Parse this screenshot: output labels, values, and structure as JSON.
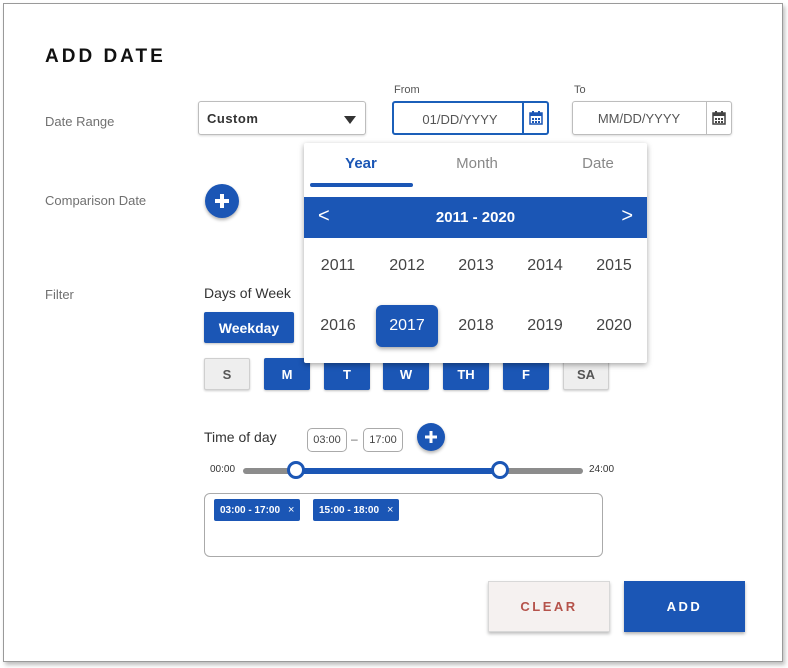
{
  "title": "ADD DATE",
  "date_range": {
    "label": "Date Range",
    "select_value": "Custom",
    "from_label": "From",
    "from_value": "01/DD/YYYY",
    "to_label": "To",
    "to_value": "MM/DD/YYYY"
  },
  "comparison": {
    "label": "Comparison Date"
  },
  "filter": {
    "label": "Filter",
    "days_label": "Days of Week",
    "weekday_button": "Weekday",
    "days": [
      {
        "label": "S",
        "selected": false
      },
      {
        "label": "M",
        "selected": true
      },
      {
        "label": "T",
        "selected": true
      },
      {
        "label": "W",
        "selected": true
      },
      {
        "label": "TH",
        "selected": true
      },
      {
        "label": "F",
        "selected": true
      },
      {
        "label": "SA",
        "selected": false
      }
    ],
    "time_label": "Time of day",
    "time_start": "03:00",
    "time_sep": "–",
    "time_end": "17:00",
    "slider_min": "00:00",
    "slider_max": "24:00",
    "slider_low": 0.155,
    "slider_high": 0.755,
    "chips": [
      "03:00 - 17:00",
      "15:00 - 18:00"
    ],
    "chip_remove": "×"
  },
  "picker": {
    "tabs": [
      "Year",
      "Month",
      "Date"
    ],
    "active_tab": "Year",
    "range": "2011 - 2020",
    "prev": "<",
    "next": ">",
    "years": [
      "2011",
      "2012",
      "2013",
      "2014",
      "2015",
      "2016",
      "2017",
      "2018",
      "2019",
      "2020"
    ],
    "selected_year": "2017"
  },
  "buttons": {
    "clear": "CLEAR",
    "add": "ADD"
  },
  "colors": {
    "accent": "#1b56b5",
    "clear_text": "#b5534b"
  }
}
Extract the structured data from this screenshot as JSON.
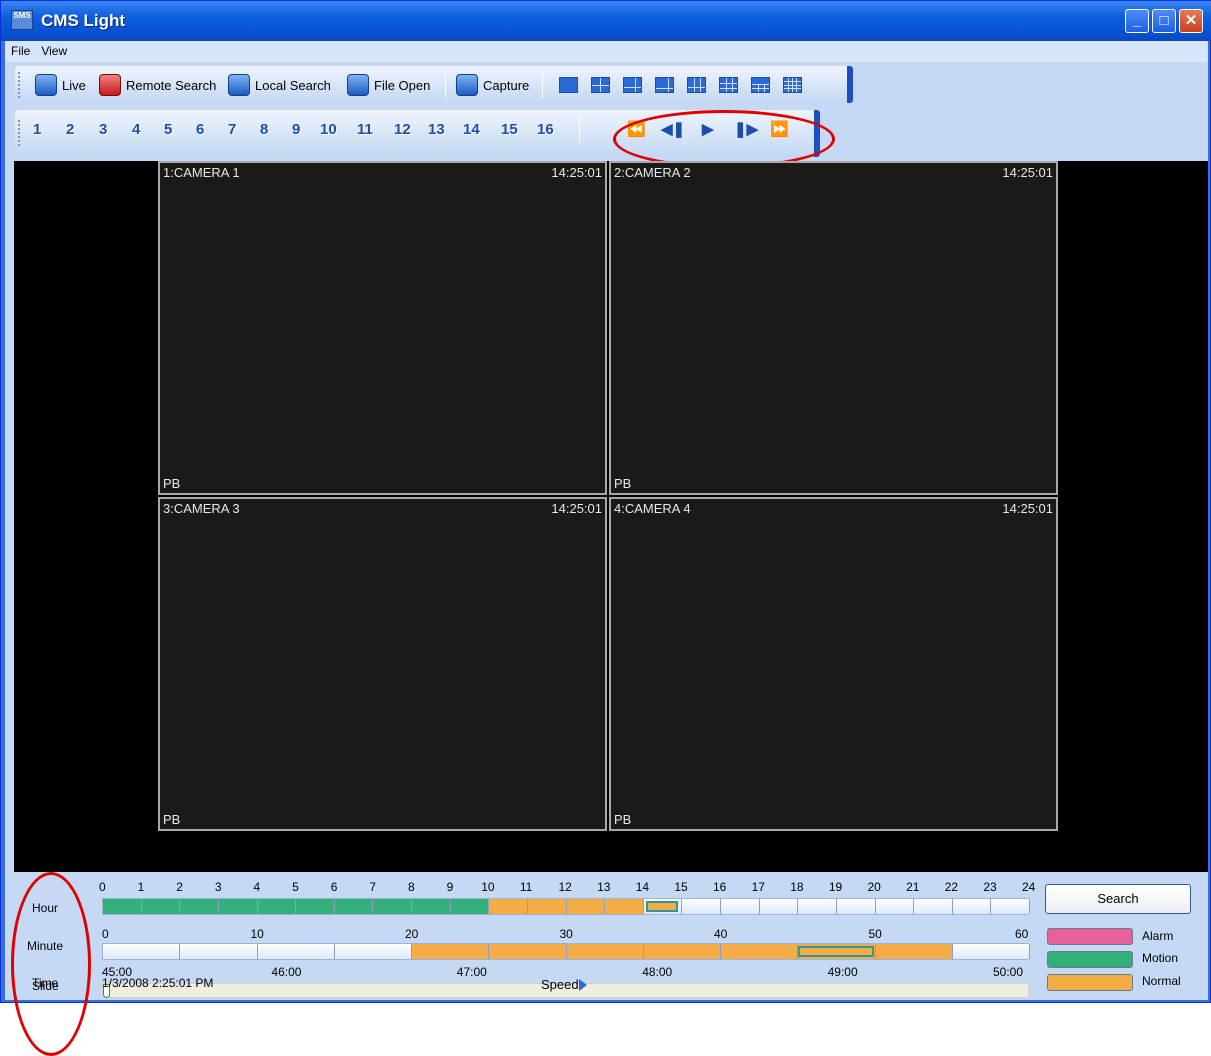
{
  "window": {
    "title": "CMS Light",
    "app_icon_text": "SMS"
  },
  "menu": [
    "File",
    "View"
  ],
  "toolbar": {
    "live": "Live",
    "remote_search": "Remote Search",
    "local_search": "Local Search",
    "file_open": "File Open",
    "capture": "Capture"
  },
  "channels": [
    "1",
    "2",
    "3",
    "4",
    "5",
    "6",
    "7",
    "8",
    "9",
    "10",
    "11",
    "12",
    "13",
    "14",
    "15",
    "16"
  ],
  "playback": [
    "rewind-icon",
    "step-back-icon",
    "play-icon",
    "step-forward-icon",
    "fast-forward-icon"
  ],
  "cameras": [
    {
      "name": "1:CAMERA 1",
      "time": "14:25:01",
      "mode": "PB"
    },
    {
      "name": "2:CAMERA 2",
      "time": "14:25:01",
      "mode": "PB"
    },
    {
      "name": "3:CAMERA 3",
      "time": "14:25:01",
      "mode": "PB"
    },
    {
      "name": "4:CAMERA 4",
      "time": "14:25:01",
      "mode": "PB"
    }
  ],
  "labels": {
    "hour": "Hour",
    "minute": "Minute",
    "slide": "Slide",
    "time": "Time"
  },
  "hour_ticks": [
    "0",
    "1",
    "2",
    "3",
    "4",
    "5",
    "6",
    "7",
    "8",
    "9",
    "10",
    "11",
    "12",
    "13",
    "14",
    "15",
    "16",
    "17",
    "18",
    "19",
    "20",
    "21",
    "22",
    "23",
    "24"
  ],
  "minute_ticks": [
    "0",
    "10",
    "20",
    "30",
    "40",
    "50",
    "60"
  ],
  "slide_ticks": [
    "45:00",
    "46:00",
    "47:00",
    "48:00",
    "49:00",
    "50:00"
  ],
  "time_value": "1/3/2008 2:25:01 PM",
  "speed_label": "Speed",
  "search_button": "Search",
  "legend": [
    {
      "label": "Alarm",
      "color": "#e8609a"
    },
    {
      "label": "Motion",
      "color": "#33b07a"
    },
    {
      "label": "Normal",
      "color": "#f4ad46"
    }
  ]
}
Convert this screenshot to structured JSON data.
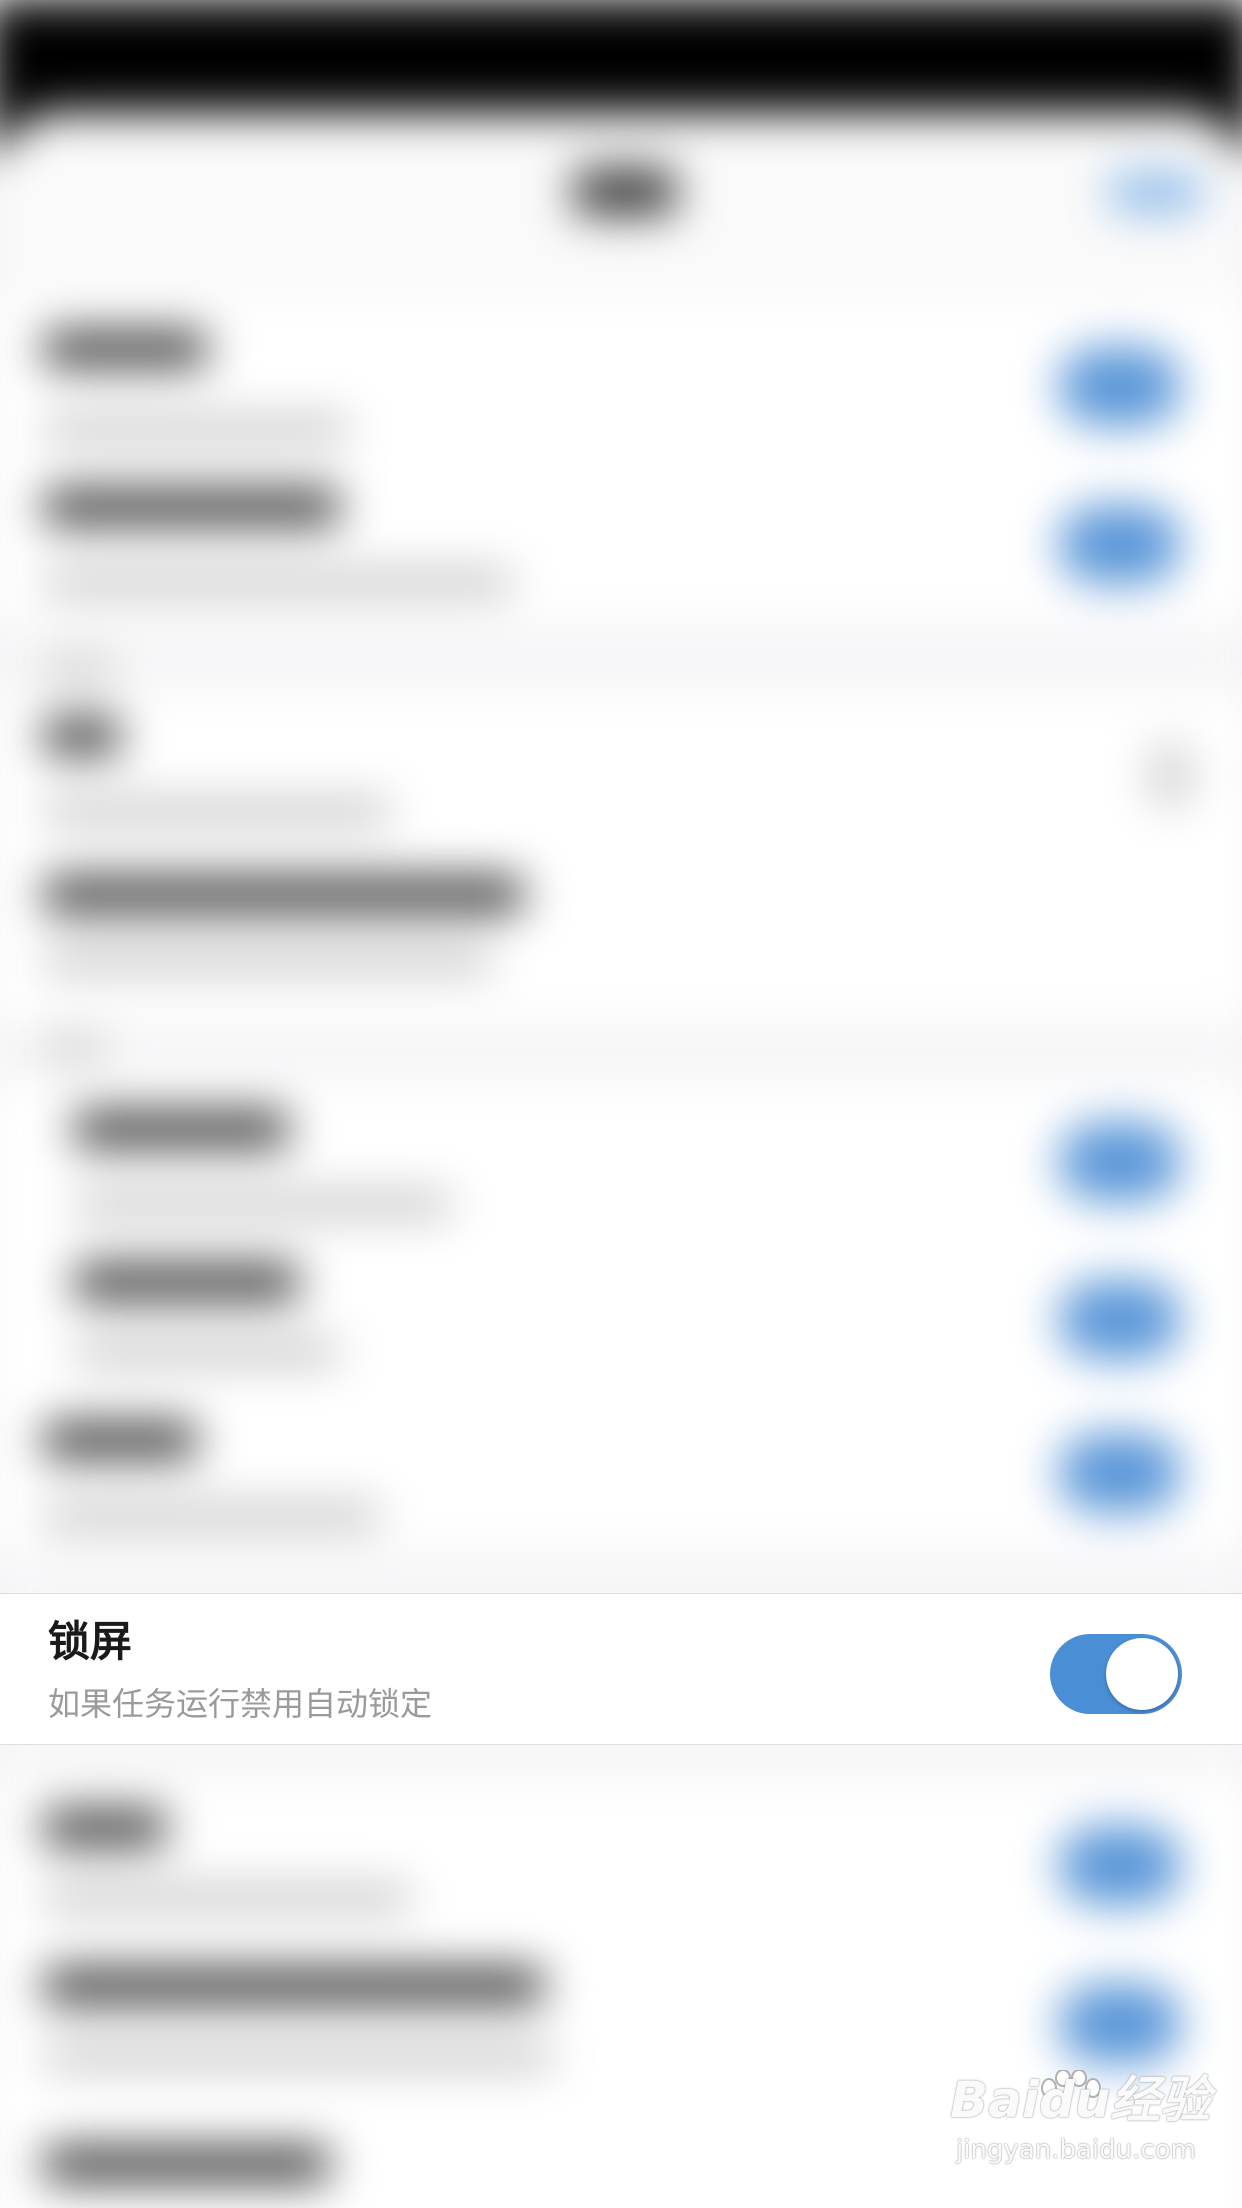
{
  "lock_screen_row": {
    "title": "锁屏",
    "subtitle": "如果任务运行禁用自动锁定",
    "toggle_on": true
  },
  "colors": {
    "accent": "#4a8fd6",
    "row_background": "#ffffff",
    "subtitle_text": "#9a9a9a"
  },
  "watermark": {
    "brand": "Baidu经验",
    "url": "jingyan.baidu.com"
  }
}
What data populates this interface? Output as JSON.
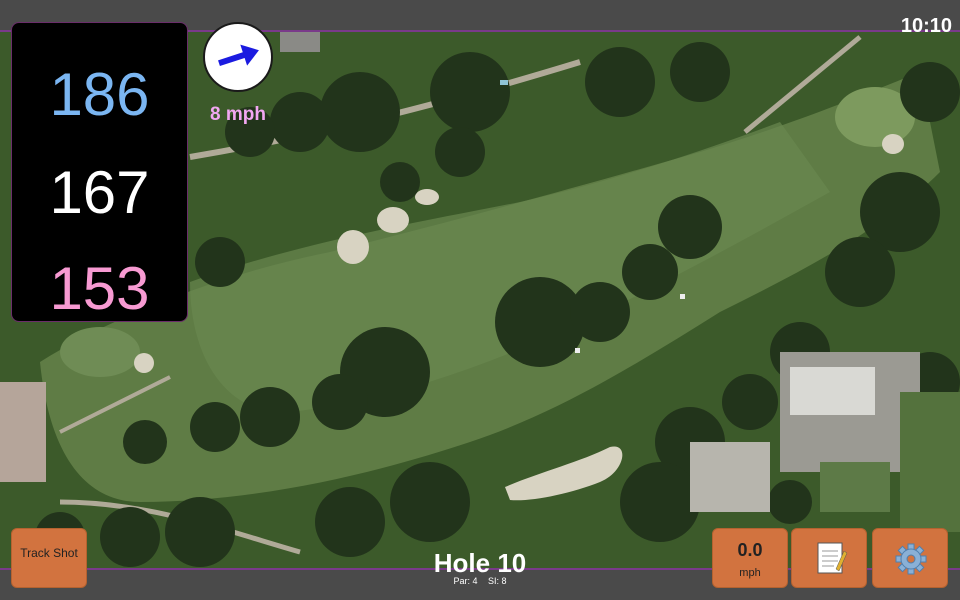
{
  "status": {
    "time": "10:10"
  },
  "yardages": {
    "back": "186",
    "middle": "167",
    "front": "153"
  },
  "wind": {
    "speed": "8 mph",
    "direction_icon": "arrow-right-icon"
  },
  "hole": {
    "title": "Hole 10",
    "par": "Par: 4",
    "si": "SI: 8"
  },
  "buttons": {
    "track_shot": "Track Shot",
    "speed_value": "0.0",
    "speed_unit": "mph",
    "notes_icon": "notepad-icon",
    "settings_icon": "gear-icon"
  },
  "colors": {
    "back": "#7bb6f2",
    "middle": "#ffffff",
    "front": "#f79ad2",
    "button": "#d2733f",
    "wind_text": "#f2a7f2"
  }
}
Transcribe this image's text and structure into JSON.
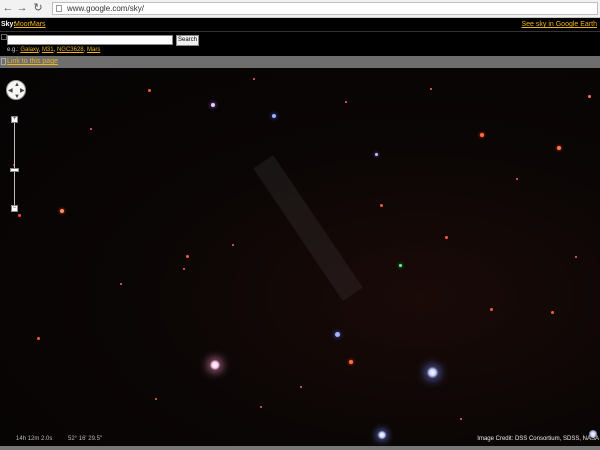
{
  "browser": {
    "url": "www.google.com/sky/"
  },
  "skybar": {
    "label": "Sky:",
    "links": [
      "Moon",
      "Mars"
    ],
    "earth_link": "See sky in Google Earth"
  },
  "search": {
    "value": "",
    "button_label": "Search",
    "examples_prefix": "e.g.:",
    "examples": [
      "Galaxy",
      "M31",
      "NGC3628",
      "Mars"
    ]
  },
  "link_bar": {
    "label": "Link to this page"
  },
  "status": {
    "ra": "14h 12m 2.0s",
    "dec": "52° 16' 29.5\"",
    "credit": "Image Credit: DSS Consortium, SDSS, NASA"
  },
  "colors": {
    "link": "#f0b419",
    "link_bar": "#6e6e6e"
  }
}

——

All of the lines above should be printed exactly, minus the pictures.

Parse this screenshot: output labels, values, and structure as JSON.
{
  "title": "ADD DATE",
  "date_range": {
    "label": "Date Range",
    "select_value": "Custom",
    "from_label": "From",
    "from_value": "01/DD/YYYY",
    "to_label": "To",
    "to_value": "MM/DD/YYYY"
  },
  "comparison": {
    "label": "Comparison Date"
  },
  "filter": {
    "label": "Filter",
    "days_label": "Days of Week",
    "weekday_button": "Weekday",
    "days": [
      {
        "label": "S",
        "selected": false
      },
      {
        "label": "M",
        "selected": true
      },
      {
        "label": "T",
        "selected": true
      },
      {
        "label": "W",
        "selected": true
      },
      {
        "label": "TH",
        "selected": true
      },
      {
        "label": "F",
        "selected": true
      },
      {
        "label": "SA",
        "selected": false
      }
    ],
    "time_label": "Time of day",
    "time_start": "03:00",
    "time_sep": "–",
    "time_end": "17:00",
    "slider_min": "00:00",
    "slider_max": "24:00",
    "slider_low": 0.155,
    "slider_high": 0.755,
    "chips": [
      "03:00 - 17:00",
      "15:00 - 18:00"
    ],
    "chip_remove": "×"
  },
  "picker": {
    "tabs": [
      "Year",
      "Month",
      "Date"
    ],
    "active_tab": "Year",
    "range": "2011 - 2020",
    "prev": "<",
    "next": ">",
    "years": [
      "2011",
      "2012",
      "2013",
      "2014",
      "2015",
      "2016",
      "2017",
      "2018",
      "2019",
      "2020"
    ],
    "selected_year": "2017"
  },
  "buttons": {
    "clear": "CLEAR",
    "add": "ADD"
  },
  "colors": {
    "accent": "#1b56b5",
    "clear_text": "#b5534b"
  }
}
Extract the structured data from this screenshot as JSON.
{
  "window": {
    "title": "CMS Light",
    "app_icon_text": "SMS"
  },
  "menu": [
    "File",
    "View"
  ],
  "toolbar": {
    "live": "Live",
    "remote_search": "Remote Search",
    "local_search": "Local Search",
    "file_open": "File Open",
    "capture": "Capture"
  },
  "channels": [
    "1",
    "2",
    "3",
    "4",
    "5",
    "6",
    "7",
    "8",
    "9",
    "10",
    "11",
    "12",
    "13",
    "14",
    "15",
    "16"
  ],
  "playback": [
    "rewind-icon",
    "step-back-icon",
    "play-icon",
    "step-forward-icon",
    "fast-forward-icon"
  ],
  "cameras": [
    {
      "name": "1:CAMERA 1",
      "time": "14:25:01",
      "mode": "PB"
    },
    {
      "name": "2:CAMERA 2",
      "time": "14:25:01",
      "mode": "PB"
    },
    {
      "name": "3:CAMERA 3",
      "time": "14:25:01",
      "mode": "PB"
    },
    {
      "name": "4:CAMERA 4",
      "time": "14:25:01",
      "mode": "PB"
    }
  ],
  "labels": {
    "hour": "Hour",
    "minute": "Minute",
    "slide": "Slide",
    "time": "Time"
  },
  "hour_ticks": [
    "0",
    "1",
    "2",
    "3",
    "4",
    "5",
    "6",
    "7",
    "8",
    "9",
    "10",
    "11",
    "12",
    "13",
    "14",
    "15",
    "16",
    "17",
    "18",
    "19",
    "20",
    "21",
    "22",
    "23",
    "24"
  ],
  "minute_ticks": [
    "0",
    "10",
    "20",
    "30",
    "40",
    "50",
    "60"
  ],
  "slide_ticks": [
    "45:00",
    "46:00",
    "47:00",
    "48:00",
    "49:00",
    "50:00"
  ],
  "time_value": "1/3/2008 2:25:01 PM",
  "speed_label": "Speed",
  "search_button": "Search",
  "legend": [
    {
      "label": "Alarm",
      "color": "#e8609a"
    },
    {
      "label": "Motion",
      "color": "#33b07a"
    },
    {
      "label": "Normal",
      "color": "#f4ad46"
    }
  ]
}
Convert this screenshot to structured JSON data.
{
  "lock_screen_row": {
    "title": "锁屏",
    "subtitle": "如果任务运行禁用自动锁定",
    "toggle_on": true
  },
  "colors": {
    "accent": "#4a8fd6",
    "row_background": "#ffffff",
    "subtitle_text": "#9a9a9a"
  },
  "watermark": {
    "brand": "Baidu经验",
    "url": "jingyan.baidu.com"
  }
}
What data populates this interface? Output as JSON.
{
  "status": {
    "time": "10:10"
  },
  "yardages": {
    "back": "186",
    "middle": "167",
    "front": "153"
  },
  "wind": {
    "speed": "8 mph",
    "direction_icon": "arrow-right-icon"
  },
  "hole": {
    "title": "Hole 10",
    "par": "Par: 4",
    "si": "SI: 8"
  },
  "buttons": {
    "track_shot": "Track Shot",
    "speed_value": "0.0",
    "speed_unit": "mph",
    "notes_icon": "notepad-icon",
    "settings_icon": "gear-icon"
  },
  "colors": {
    "back": "#7bb6f2",
    "middle": "#ffffff",
    "front": "#f79ad2",
    "button": "#d2733f",
    "wind_text": "#f2a7f2"
  }
}
Transcribe this image's text and structure into JSON.
{
  "browser": {
    "url": "www.google.com/sky/"
  },
  "skybar": {
    "label": "Sky:",
    "links": [
      "Moon",
      "Mars"
    ],
    "earth_link": "See sky in Google Earth"
  },
  "search": {
    "value": "",
    "button_label": "Search",
    "examples_prefix": "e.g.:",
    "examples": [
      "Galaxy",
      "M31",
      "NGC3628",
      "Mars"
    ]
  },
  "link_bar": {
    "label": "Link to this page"
  },
  "status": {
    "ra": "14h 12m 2.0s",
    "dec": "52° 16' 29.5\"",
    "credit": "Image Credit: DSS Consortium, SDSS, NASA"
  },
  "colors": {
    "link": "#f0b419",
    "link_bar": "#6e6e6e"
  }
}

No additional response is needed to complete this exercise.